Data provided:
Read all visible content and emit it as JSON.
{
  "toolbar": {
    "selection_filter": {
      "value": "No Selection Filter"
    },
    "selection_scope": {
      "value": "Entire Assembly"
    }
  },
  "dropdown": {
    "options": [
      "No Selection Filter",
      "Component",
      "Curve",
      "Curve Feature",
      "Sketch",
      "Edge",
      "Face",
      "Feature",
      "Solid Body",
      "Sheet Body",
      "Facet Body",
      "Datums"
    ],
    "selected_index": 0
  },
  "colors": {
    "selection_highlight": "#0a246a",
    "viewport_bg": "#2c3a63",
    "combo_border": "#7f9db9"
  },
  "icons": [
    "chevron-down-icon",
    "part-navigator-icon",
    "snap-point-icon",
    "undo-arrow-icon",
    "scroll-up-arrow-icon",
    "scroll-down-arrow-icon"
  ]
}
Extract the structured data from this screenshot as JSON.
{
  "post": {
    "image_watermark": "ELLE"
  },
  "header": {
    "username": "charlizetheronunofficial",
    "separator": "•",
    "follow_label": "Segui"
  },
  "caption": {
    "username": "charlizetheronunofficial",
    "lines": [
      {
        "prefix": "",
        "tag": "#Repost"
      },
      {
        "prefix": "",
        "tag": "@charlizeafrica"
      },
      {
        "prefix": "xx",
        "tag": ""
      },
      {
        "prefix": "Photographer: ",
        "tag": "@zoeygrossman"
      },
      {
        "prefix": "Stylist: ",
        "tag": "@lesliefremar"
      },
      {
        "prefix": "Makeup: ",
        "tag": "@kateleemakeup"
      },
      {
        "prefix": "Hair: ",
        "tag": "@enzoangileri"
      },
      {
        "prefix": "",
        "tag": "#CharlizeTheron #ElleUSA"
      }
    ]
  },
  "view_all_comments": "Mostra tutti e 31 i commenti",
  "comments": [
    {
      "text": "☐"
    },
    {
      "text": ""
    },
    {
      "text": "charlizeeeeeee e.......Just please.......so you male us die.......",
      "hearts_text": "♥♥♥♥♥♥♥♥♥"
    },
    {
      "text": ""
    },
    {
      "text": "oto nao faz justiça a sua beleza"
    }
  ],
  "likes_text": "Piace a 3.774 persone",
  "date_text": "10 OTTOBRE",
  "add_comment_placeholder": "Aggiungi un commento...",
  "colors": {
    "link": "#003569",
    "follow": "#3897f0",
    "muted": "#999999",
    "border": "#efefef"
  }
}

What to do:
Go through the records and print each one exactly.

Result of this exercise:
Read all visible content and emit it as JSON.
{
  "toolbar": {
    "selection_filter": {
      "value": "No Selection Filter"
    },
    "selection_scope": {
      "value": "Entire Assembly"
    }
  },
  "dropdown": {
    "options": [
      "No Selection Filter",
      "Component",
      "Curve",
      "Curve Feature",
      "Sketch",
      "Edge",
      "Face",
      "Feature",
      "Solid Body",
      "Sheet Body",
      "Facet Body",
      "Datums"
    ],
    "selected_index": 0
  },
  "colors": {
    "selection_highlight": "#0a246a",
    "viewport_bg": "#2c3a63",
    "combo_border": "#7f9db9"
  },
  "icons": [
    "chevron-down-icon",
    "part-navigator-icon",
    "snap-point-icon",
    "undo-arrow-icon",
    "scroll-up-arrow-icon",
    "scroll-down-arrow-icon"
  ]
}
Extract the structured data from this screenshot as JSON.
{
  "post": {
    "image_watermark": "ELLE"
  },
  "header": {
    "username": "charlizetheronunofficial",
    "separator": "•",
    "follow_label": "Segui"
  },
  "caption": {
    "username": "charlizetheronunofficial",
    "lines": [
      {
        "prefix": "",
        "tag": "#Repost"
      },
      {
        "prefix": "",
        "tag": "@charlizeafrica"
      },
      {
        "prefix": "xx",
        "tag": ""
      },
      {
        "prefix": "Photographer: ",
        "tag": "@zoeygrossman"
      },
      {
        "prefix": "Stylist: ",
        "tag": "@lesliefremar"
      },
      {
        "prefix": "Makeup: ",
        "tag": "@kateleemakeup"
      },
      {
        "prefix": "Hair: ",
        "tag": "@enzoangileri"
      },
      {
        "prefix": "",
        "tag": "#CharlizeTheron #ElleUSA"
      }
    ]
  },
  "view_all_comments": "Mostra tutti e 31 i commenti",
  "comments": [
    {
      "text": "☐"
    },
    {
      "text": ""
    },
    {
      "text": "charlizeeeeeee e.......Just please.......so you male us die.......",
      "hearts_text": "♥♥♥♥♥♥♥♥♥"
    },
    {
      "text": ""
    },
    {
      "text": "oto nao faz justiça a sua beleza"
    }
  ],
  "likes_text": "Piace a 3.774 persone",
  "date_text": "10 OTTOBRE",
  "add_comment_placeholder": "Aggiungi un commento...",
  "colors": {
    "link": "#003569",
    "follow": "#3897f0",
    "muted": "#999999",
    "border": "#efefef"
  }
}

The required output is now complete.